Material:
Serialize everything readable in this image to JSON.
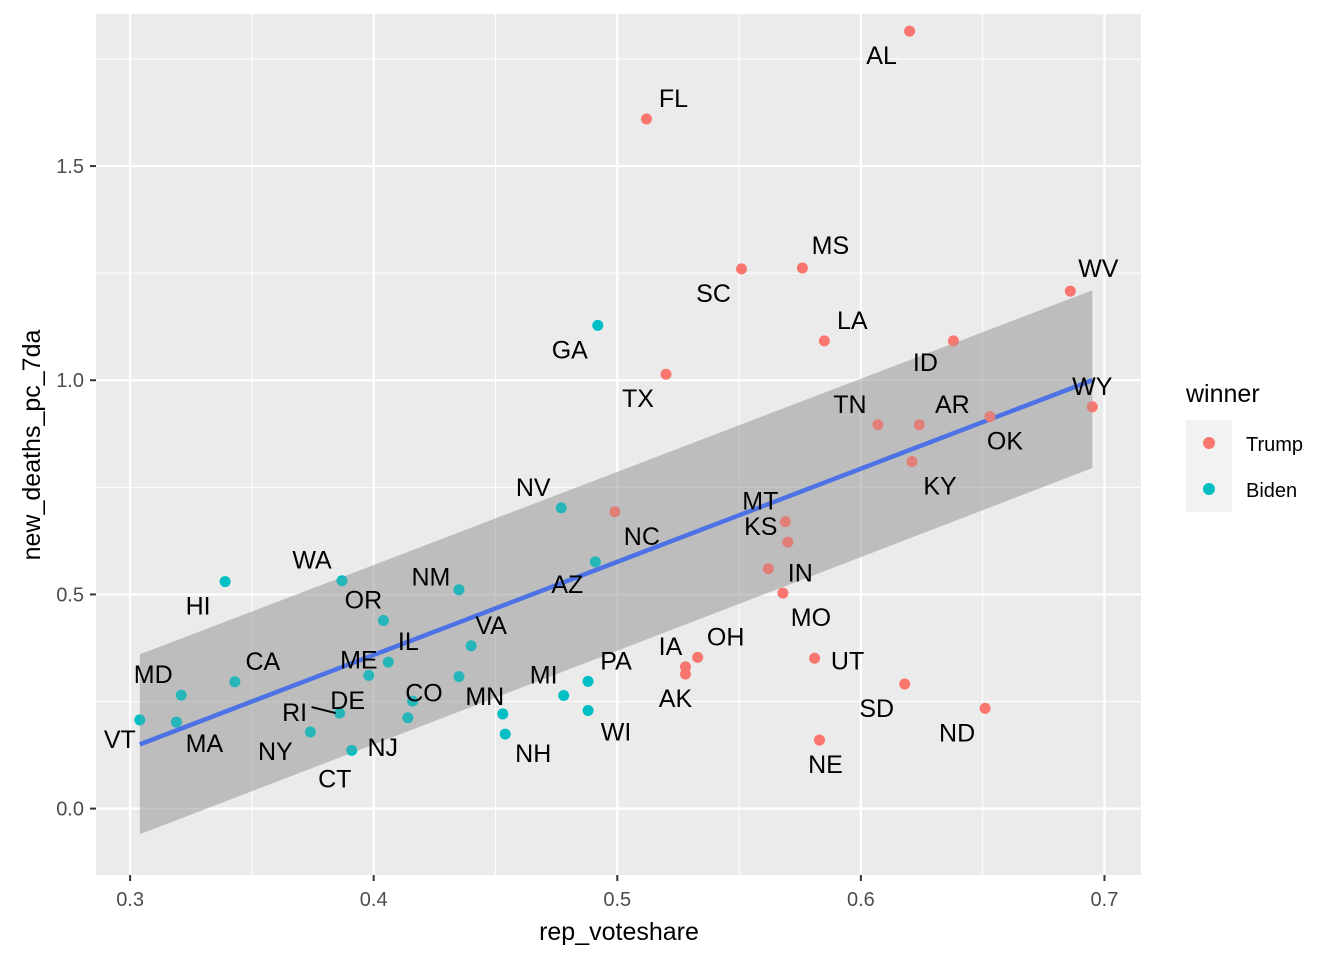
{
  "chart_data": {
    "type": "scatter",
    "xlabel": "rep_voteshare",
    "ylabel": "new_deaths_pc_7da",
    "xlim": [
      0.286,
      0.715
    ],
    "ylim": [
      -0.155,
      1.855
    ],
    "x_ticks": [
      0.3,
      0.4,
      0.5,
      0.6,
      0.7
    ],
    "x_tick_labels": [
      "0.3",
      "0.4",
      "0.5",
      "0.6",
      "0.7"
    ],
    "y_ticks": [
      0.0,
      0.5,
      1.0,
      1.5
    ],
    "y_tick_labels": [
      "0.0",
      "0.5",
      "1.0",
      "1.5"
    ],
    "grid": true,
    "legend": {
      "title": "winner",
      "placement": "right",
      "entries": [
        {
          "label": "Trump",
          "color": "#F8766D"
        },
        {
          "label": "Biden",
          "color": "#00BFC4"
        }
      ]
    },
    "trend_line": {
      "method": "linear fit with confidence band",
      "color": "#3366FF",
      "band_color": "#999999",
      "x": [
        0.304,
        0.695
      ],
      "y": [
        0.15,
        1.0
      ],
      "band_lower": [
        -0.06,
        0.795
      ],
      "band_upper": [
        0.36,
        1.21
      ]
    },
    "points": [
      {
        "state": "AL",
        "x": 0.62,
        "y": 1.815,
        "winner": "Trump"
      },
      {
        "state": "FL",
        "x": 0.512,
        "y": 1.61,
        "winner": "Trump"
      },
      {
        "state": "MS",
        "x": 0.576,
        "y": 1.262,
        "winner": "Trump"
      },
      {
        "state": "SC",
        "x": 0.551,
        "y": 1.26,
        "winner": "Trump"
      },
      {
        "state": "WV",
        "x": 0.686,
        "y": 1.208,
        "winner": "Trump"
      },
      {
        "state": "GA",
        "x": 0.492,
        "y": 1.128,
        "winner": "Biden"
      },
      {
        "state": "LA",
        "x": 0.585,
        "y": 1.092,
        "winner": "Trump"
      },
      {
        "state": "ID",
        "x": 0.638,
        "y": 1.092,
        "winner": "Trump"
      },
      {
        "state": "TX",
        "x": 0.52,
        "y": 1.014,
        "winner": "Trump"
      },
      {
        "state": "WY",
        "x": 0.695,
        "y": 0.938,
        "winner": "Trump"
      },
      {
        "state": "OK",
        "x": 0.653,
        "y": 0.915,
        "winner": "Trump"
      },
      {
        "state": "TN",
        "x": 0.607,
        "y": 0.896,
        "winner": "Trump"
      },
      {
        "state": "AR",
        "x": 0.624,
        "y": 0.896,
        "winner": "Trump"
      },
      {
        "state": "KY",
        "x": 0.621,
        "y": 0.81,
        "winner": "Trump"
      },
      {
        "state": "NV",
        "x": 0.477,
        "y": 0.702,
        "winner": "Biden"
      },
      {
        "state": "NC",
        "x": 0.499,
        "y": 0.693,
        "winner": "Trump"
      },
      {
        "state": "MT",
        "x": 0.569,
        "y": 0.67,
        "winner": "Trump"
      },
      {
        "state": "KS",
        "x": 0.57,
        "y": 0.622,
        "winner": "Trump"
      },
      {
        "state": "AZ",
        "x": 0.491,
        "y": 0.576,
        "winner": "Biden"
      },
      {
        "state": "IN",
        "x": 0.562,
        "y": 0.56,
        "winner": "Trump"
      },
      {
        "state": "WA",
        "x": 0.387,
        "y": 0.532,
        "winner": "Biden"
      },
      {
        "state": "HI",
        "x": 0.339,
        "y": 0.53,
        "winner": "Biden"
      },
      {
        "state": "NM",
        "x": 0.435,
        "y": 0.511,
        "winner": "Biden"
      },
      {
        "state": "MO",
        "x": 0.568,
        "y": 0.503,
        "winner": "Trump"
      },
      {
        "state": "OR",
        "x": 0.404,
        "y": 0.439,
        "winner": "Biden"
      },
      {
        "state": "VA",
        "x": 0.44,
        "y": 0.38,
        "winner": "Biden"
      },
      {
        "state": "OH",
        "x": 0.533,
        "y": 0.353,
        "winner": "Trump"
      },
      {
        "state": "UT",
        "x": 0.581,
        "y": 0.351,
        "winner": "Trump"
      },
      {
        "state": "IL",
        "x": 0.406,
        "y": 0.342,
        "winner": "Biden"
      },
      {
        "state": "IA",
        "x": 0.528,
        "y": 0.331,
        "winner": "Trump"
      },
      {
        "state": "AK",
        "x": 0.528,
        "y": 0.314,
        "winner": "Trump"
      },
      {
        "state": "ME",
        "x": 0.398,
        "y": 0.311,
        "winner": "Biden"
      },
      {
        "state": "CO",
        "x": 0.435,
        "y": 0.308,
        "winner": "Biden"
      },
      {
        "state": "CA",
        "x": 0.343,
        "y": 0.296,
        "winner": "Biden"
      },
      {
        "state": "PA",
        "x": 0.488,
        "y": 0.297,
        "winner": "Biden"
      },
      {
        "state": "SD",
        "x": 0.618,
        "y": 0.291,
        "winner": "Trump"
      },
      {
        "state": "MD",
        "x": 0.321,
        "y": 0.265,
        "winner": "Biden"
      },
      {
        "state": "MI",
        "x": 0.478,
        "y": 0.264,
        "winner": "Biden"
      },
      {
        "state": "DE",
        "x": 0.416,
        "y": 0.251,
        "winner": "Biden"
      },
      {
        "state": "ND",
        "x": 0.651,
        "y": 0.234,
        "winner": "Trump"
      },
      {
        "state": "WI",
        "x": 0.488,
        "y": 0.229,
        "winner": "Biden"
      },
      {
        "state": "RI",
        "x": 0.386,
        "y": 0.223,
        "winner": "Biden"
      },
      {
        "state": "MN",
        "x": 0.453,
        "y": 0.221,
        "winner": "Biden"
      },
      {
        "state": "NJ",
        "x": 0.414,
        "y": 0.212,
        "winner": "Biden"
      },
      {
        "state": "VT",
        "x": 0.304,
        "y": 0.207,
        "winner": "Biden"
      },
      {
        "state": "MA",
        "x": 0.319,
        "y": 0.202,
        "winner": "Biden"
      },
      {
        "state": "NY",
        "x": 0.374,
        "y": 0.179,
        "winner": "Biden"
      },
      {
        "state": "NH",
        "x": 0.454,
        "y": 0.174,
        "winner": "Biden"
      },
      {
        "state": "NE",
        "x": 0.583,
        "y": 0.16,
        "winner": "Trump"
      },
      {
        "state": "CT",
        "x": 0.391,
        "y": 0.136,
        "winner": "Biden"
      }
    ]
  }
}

Challenge: Strip the images and reproduce the remaining records precisely.

Exercise solution:
Serialize everything readable in this image to JSON.
{
  "chart_data": {
    "type": "scatter",
    "xlabel": "rep_voteshare",
    "ylabel": "new_deaths_pc_7da",
    "xlim": [
      0.286,
      0.715
    ],
    "ylim": [
      -0.155,
      1.855
    ],
    "x_ticks": [
      0.3,
      0.4,
      0.5,
      0.6,
      0.7
    ],
    "x_tick_labels": [
      "0.3",
      "0.4",
      "0.5",
      "0.6",
      "0.7"
    ],
    "y_ticks": [
      0.0,
      0.5,
      1.0,
      1.5
    ],
    "y_tick_labels": [
      "0.0",
      "0.5",
      "1.0",
      "1.5"
    ],
    "grid": true,
    "legend": {
      "title": "winner",
      "placement": "right",
      "entries": [
        {
          "label": "Trump",
          "color": "#F8766D"
        },
        {
          "label": "Biden",
          "color": "#00BFC4"
        }
      ]
    },
    "trend_line": {
      "method": "linear fit with confidence band",
      "color": "#3366FF",
      "band_color": "#999999",
      "x": [
        0.304,
        0.695
      ],
      "y": [
        0.15,
        1.0
      ],
      "band_lower": [
        -0.06,
        0.795
      ],
      "band_upper": [
        0.36,
        1.21
      ]
    },
    "points": [
      {
        "state": "AL",
        "x": 0.62,
        "y": 1.815,
        "winner": "Trump"
      },
      {
        "state": "FL",
        "x": 0.512,
        "y": 1.61,
        "winner": "Trump"
      },
      {
        "state": "MS",
        "x": 0.576,
        "y": 1.262,
        "winner": "Trump"
      },
      {
        "state": "SC",
        "x": 0.551,
        "y": 1.26,
        "winner": "Trump"
      },
      {
        "state": "WV",
        "x": 0.686,
        "y": 1.208,
        "winner": "Trump"
      },
      {
        "state": "GA",
        "x": 0.492,
        "y": 1.128,
        "winner": "Biden"
      },
      {
        "state": "LA",
        "x": 0.585,
        "y": 1.092,
        "winner": "Trump"
      },
      {
        "state": "ID",
        "x": 0.638,
        "y": 1.092,
        "winner": "Trump"
      },
      {
        "state": "TX",
        "x": 0.52,
        "y": 1.014,
        "winner": "Trump"
      },
      {
        "state": "WY",
        "x": 0.695,
        "y": 0.938,
        "winner": "Trump"
      },
      {
        "state": "OK",
        "x": 0.653,
        "y": 0.915,
        "winner": "Trump"
      },
      {
        "state": "TN",
        "x": 0.607,
        "y": 0.896,
        "winner": "Trump"
      },
      {
        "state": "AR",
        "x": 0.624,
        "y": 0.896,
        "winner": "Trump"
      },
      {
        "state": "KY",
        "x": 0.621,
        "y": 0.81,
        "winner": "Trump"
      },
      {
        "state": "NV",
        "x": 0.477,
        "y": 0.702,
        "winner": "Biden"
      },
      {
        "state": "NC",
        "x": 0.499,
        "y": 0.693,
        "winner": "Trump"
      },
      {
        "state": "MT",
        "x": 0.569,
        "y": 0.67,
        "winner": "Trump"
      },
      {
        "state": "KS",
        "x": 0.57,
        "y": 0.622,
        "winner": "Trump"
      },
      {
        "state": "AZ",
        "x": 0.491,
        "y": 0.576,
        "winner": "Biden"
      },
      {
        "state": "IN",
        "x": 0.562,
        "y": 0.56,
        "winner": "Trump"
      },
      {
        "state": "WA",
        "x": 0.387,
        "y": 0.532,
        "winner": "Biden"
      },
      {
        "state": "HI",
        "x": 0.339,
        "y": 0.53,
        "winner": "Biden"
      },
      {
        "state": "NM",
        "x": 0.435,
        "y": 0.511,
        "winner": "Biden"
      },
      {
        "state": "MO",
        "x": 0.568,
        "y": 0.503,
        "winner": "Trump"
      },
      {
        "state": "OR",
        "x": 0.404,
        "y": 0.439,
        "winner": "Biden"
      },
      {
        "state": "VA",
        "x": 0.44,
        "y": 0.38,
        "winner": "Biden"
      },
      {
        "state": "OH",
        "x": 0.533,
        "y": 0.353,
        "winner": "Trump"
      },
      {
        "state": "UT",
        "x": 0.581,
        "y": 0.351,
        "winner": "Trump"
      },
      {
        "state": "IL",
        "x": 0.406,
        "y": 0.342,
        "winner": "Biden"
      },
      {
        "state": "IA",
        "x": 0.528,
        "y": 0.331,
        "winner": "Trump"
      },
      {
        "state": "AK",
        "x": 0.528,
        "y": 0.314,
        "winner": "Trump"
      },
      {
        "state": "ME",
        "x": 0.398,
        "y": 0.311,
        "winner": "Biden"
      },
      {
        "state": "CO",
        "x": 0.435,
        "y": 0.308,
        "winner": "Biden"
      },
      {
        "state": "CA",
        "x": 0.343,
        "y": 0.296,
        "winner": "Biden"
      },
      {
        "state": "PA",
        "x": 0.488,
        "y": 0.297,
        "winner": "Biden"
      },
      {
        "state": "SD",
        "x": 0.618,
        "y": 0.291,
        "winner": "Trump"
      },
      {
        "state": "MD",
        "x": 0.321,
        "y": 0.265,
        "winner": "Biden"
      },
      {
        "state": "MI",
        "x": 0.478,
        "y": 0.264,
        "winner": "Biden"
      },
      {
        "state": "DE",
        "x": 0.416,
        "y": 0.251,
        "winner": "Biden"
      },
      {
        "state": "ND",
        "x": 0.651,
        "y": 0.234,
        "winner": "Trump"
      },
      {
        "state": "WI",
        "x": 0.488,
        "y": 0.229,
        "winner": "Biden"
      },
      {
        "state": "RI",
        "x": 0.386,
        "y": 0.223,
        "winner": "Biden"
      },
      {
        "state": "MN",
        "x": 0.453,
        "y": 0.221,
        "winner": "Biden"
      },
      {
        "state": "NJ",
        "x": 0.414,
        "y": 0.212,
        "winner": "Biden"
      },
      {
        "state": "VT",
        "x": 0.304,
        "y": 0.207,
        "winner": "Biden"
      },
      {
        "state": "MA",
        "x": 0.319,
        "y": 0.202,
        "winner": "Biden"
      },
      {
        "state": "NY",
        "x": 0.374,
        "y": 0.179,
        "winner": "Biden"
      },
      {
        "state": "NH",
        "x": 0.454,
        "y": 0.174,
        "winner": "Biden"
      },
      {
        "state": "NE",
        "x": 0.583,
        "y": 0.16,
        "winner": "Trump"
      },
      {
        "state": "CT",
        "x": 0.391,
        "y": 0.136,
        "winner": "Biden"
      }
    ]
  }
}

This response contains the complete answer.